Dataset items
((

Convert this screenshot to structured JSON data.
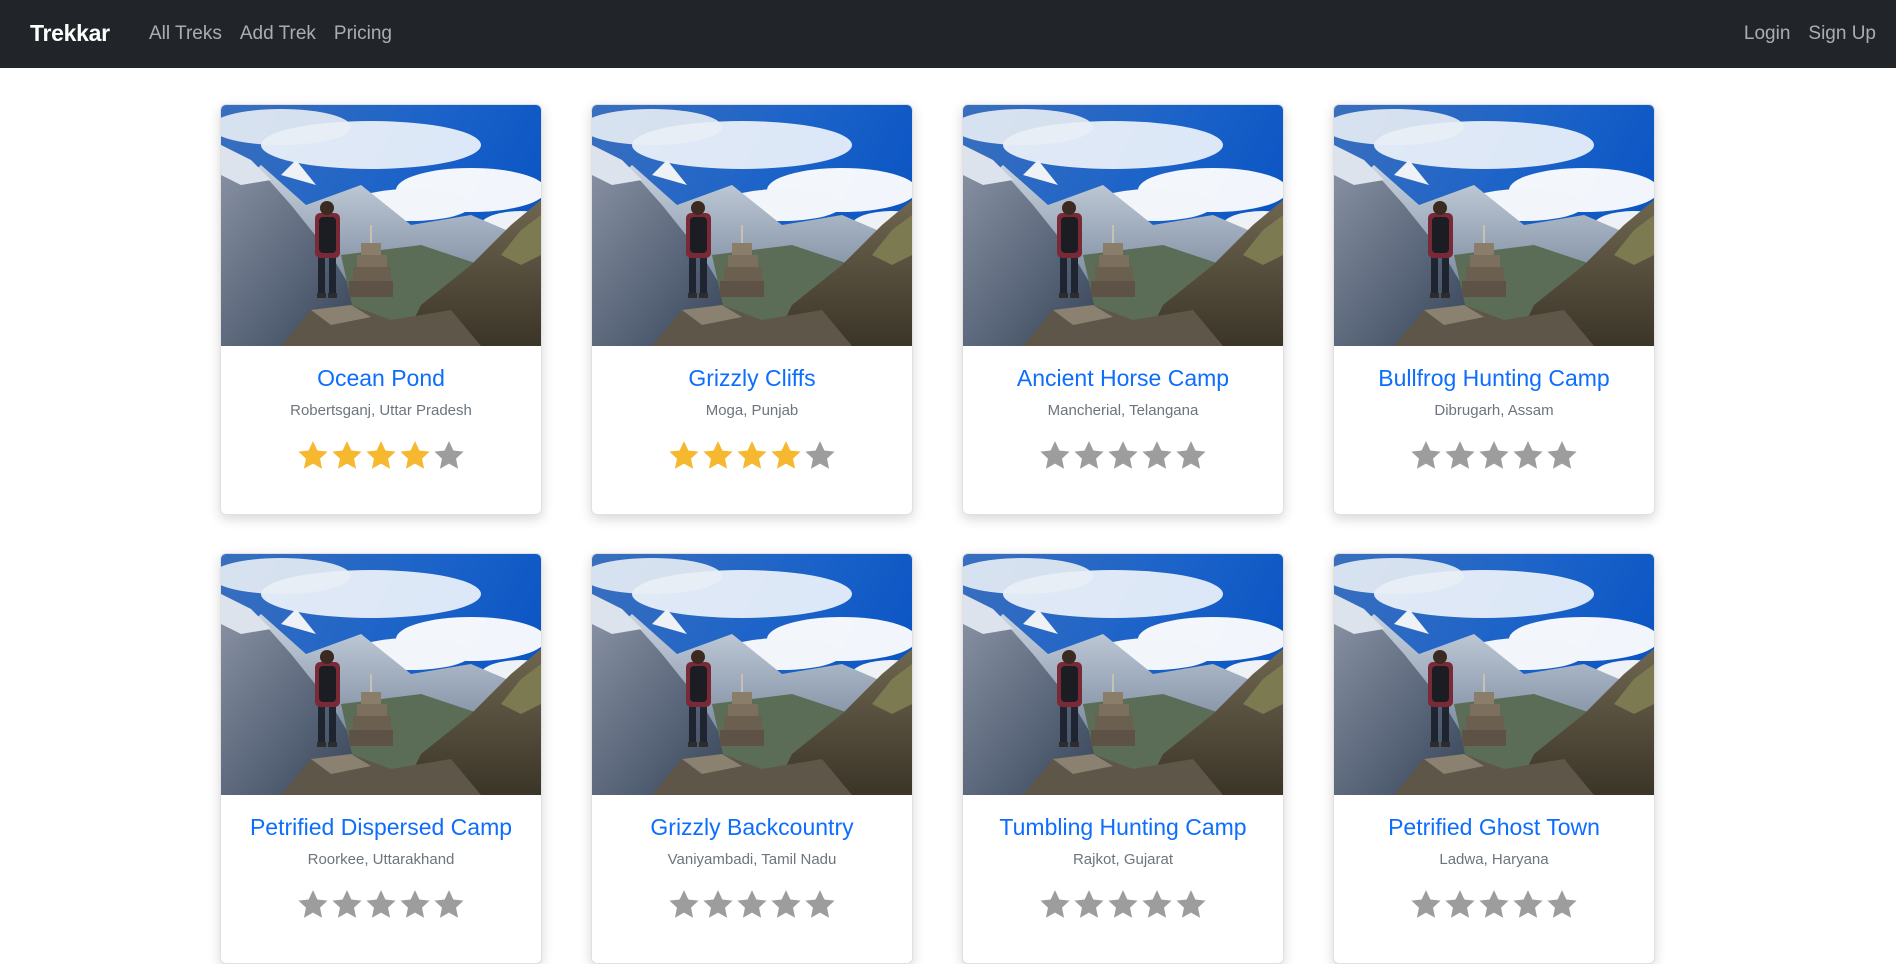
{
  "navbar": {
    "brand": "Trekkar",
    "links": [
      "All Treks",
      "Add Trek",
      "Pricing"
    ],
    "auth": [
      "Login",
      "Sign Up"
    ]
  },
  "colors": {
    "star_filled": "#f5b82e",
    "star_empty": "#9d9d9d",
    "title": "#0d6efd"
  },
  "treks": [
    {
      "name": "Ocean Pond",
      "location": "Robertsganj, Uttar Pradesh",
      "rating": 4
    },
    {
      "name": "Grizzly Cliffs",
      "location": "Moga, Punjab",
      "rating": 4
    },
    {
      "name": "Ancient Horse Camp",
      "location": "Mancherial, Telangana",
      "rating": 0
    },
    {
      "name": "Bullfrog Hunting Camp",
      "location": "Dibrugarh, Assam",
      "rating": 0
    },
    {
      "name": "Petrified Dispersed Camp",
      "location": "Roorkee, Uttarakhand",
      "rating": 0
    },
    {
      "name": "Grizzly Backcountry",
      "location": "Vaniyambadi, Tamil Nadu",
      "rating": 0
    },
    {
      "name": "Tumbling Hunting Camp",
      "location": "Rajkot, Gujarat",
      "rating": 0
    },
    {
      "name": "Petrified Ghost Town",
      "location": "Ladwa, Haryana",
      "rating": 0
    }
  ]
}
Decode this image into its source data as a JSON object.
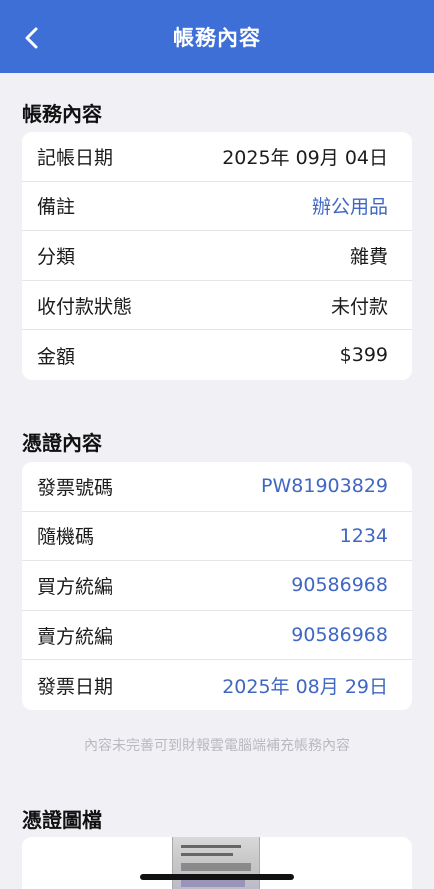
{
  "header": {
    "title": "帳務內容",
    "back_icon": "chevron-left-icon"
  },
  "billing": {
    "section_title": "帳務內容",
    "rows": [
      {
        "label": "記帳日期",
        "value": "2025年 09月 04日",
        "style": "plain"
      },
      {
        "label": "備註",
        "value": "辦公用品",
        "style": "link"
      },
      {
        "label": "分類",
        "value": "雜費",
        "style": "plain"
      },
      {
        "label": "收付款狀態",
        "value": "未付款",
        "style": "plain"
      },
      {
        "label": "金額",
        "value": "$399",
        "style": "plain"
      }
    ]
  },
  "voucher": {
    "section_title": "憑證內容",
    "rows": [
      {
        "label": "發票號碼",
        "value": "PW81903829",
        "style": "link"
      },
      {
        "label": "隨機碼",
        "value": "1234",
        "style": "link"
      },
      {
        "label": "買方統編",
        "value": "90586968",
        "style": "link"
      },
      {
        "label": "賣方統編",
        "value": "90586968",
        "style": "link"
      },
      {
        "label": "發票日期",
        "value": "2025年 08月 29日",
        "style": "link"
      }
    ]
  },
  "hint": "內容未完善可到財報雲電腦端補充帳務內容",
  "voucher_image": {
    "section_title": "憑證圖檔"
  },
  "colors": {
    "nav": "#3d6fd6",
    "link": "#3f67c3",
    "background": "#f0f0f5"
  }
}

))
((

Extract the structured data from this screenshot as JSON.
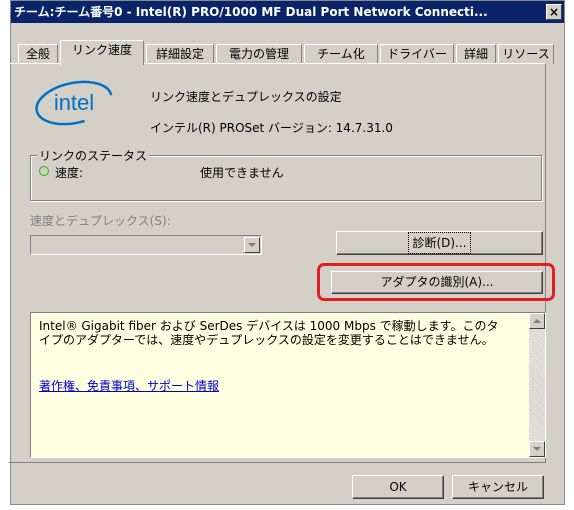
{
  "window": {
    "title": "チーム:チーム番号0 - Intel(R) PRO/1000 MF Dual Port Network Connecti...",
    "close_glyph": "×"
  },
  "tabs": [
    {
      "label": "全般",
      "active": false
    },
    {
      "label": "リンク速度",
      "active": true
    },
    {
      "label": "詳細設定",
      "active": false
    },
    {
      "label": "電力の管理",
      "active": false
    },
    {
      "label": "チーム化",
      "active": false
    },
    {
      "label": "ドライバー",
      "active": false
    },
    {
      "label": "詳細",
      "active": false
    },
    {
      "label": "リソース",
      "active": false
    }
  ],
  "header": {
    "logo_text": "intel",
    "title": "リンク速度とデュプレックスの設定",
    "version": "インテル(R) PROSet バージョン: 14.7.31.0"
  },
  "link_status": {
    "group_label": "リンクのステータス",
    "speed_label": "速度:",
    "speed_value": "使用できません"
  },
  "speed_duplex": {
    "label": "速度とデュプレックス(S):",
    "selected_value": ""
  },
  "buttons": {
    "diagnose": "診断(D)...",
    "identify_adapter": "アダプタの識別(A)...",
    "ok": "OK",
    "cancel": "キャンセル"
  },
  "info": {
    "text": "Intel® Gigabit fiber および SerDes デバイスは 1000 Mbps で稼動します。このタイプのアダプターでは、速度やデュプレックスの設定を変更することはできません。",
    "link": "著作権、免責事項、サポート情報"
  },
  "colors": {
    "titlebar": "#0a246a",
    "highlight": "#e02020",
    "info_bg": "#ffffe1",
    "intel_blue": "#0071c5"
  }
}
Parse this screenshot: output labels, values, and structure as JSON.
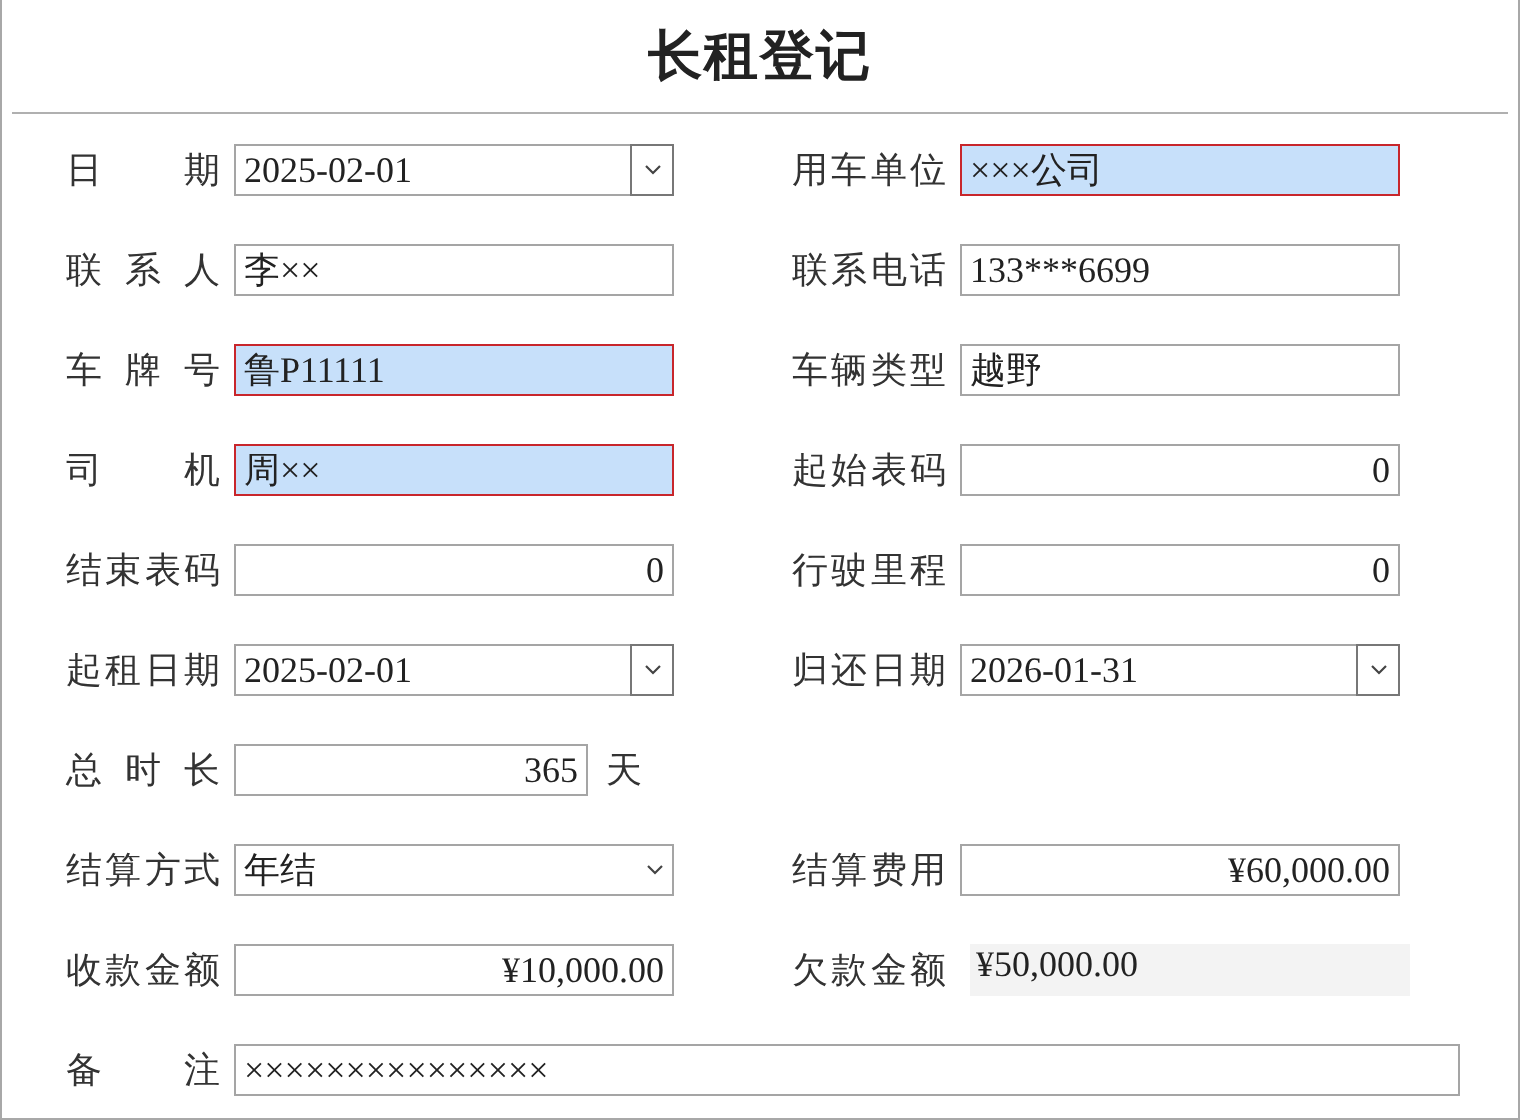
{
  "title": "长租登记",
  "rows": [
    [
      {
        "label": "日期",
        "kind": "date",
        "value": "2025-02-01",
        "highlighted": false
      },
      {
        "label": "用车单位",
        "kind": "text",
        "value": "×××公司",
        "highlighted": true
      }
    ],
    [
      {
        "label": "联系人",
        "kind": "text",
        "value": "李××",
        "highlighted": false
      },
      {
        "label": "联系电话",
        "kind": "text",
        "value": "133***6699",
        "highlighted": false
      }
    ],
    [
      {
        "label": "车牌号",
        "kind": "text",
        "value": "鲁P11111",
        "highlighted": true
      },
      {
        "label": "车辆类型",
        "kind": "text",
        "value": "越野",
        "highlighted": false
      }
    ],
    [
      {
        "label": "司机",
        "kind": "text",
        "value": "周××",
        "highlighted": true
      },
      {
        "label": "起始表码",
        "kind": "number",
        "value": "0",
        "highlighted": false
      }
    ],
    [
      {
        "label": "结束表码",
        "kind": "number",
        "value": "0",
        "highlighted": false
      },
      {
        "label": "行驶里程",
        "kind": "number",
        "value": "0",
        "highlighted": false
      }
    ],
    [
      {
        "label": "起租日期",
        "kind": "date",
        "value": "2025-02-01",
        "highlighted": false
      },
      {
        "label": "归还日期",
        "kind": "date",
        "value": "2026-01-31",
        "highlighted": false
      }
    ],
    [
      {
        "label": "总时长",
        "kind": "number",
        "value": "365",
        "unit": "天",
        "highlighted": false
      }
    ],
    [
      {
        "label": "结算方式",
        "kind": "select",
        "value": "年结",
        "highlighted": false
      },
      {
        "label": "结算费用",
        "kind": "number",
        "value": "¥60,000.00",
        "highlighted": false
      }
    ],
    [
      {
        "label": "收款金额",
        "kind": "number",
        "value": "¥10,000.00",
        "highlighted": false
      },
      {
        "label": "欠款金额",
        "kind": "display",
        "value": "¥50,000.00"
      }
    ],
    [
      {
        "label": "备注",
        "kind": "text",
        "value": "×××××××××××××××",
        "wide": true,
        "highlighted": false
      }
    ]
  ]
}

))

Task prompt
Pick out the lines containing the string "screenshot" and show them.

Response below
Convert this screenshot to structured JSON data.
Extract the structured data from this screenshot as JSON.
Parse this screenshot: output labels, values, and structure as JSON.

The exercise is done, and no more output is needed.